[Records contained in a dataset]
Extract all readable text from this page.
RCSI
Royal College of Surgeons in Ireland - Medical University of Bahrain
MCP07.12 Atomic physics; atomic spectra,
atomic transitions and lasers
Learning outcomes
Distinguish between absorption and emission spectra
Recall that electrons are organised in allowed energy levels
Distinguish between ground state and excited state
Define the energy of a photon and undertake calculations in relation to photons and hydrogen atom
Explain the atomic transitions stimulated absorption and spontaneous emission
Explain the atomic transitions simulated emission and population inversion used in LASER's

__TASK DETAILS__: The full set of records should be duplicated exactly.

__REPLY TO THE EXERCISE__:
Extract all readable text from this page.
RCSI
Royal College of Surgeons in Ireland - Medical University of Bahrain
MCP07.12 Atomic physics; atomic spectra,
atomic transitions and lasers
Learning outcomes
Distinguish between absorption and emission spectra
Recall that electrons are organised in allowed energy levels
Distinguish between ground state and excited state
Define the energy of a photon and undertake calculations in relation to photons and hydrogen atom
Explain the atomic transitions stimulated absorption and spontaneous emission
Explain the atomic transitions simulated emission and population inversion used in LASER's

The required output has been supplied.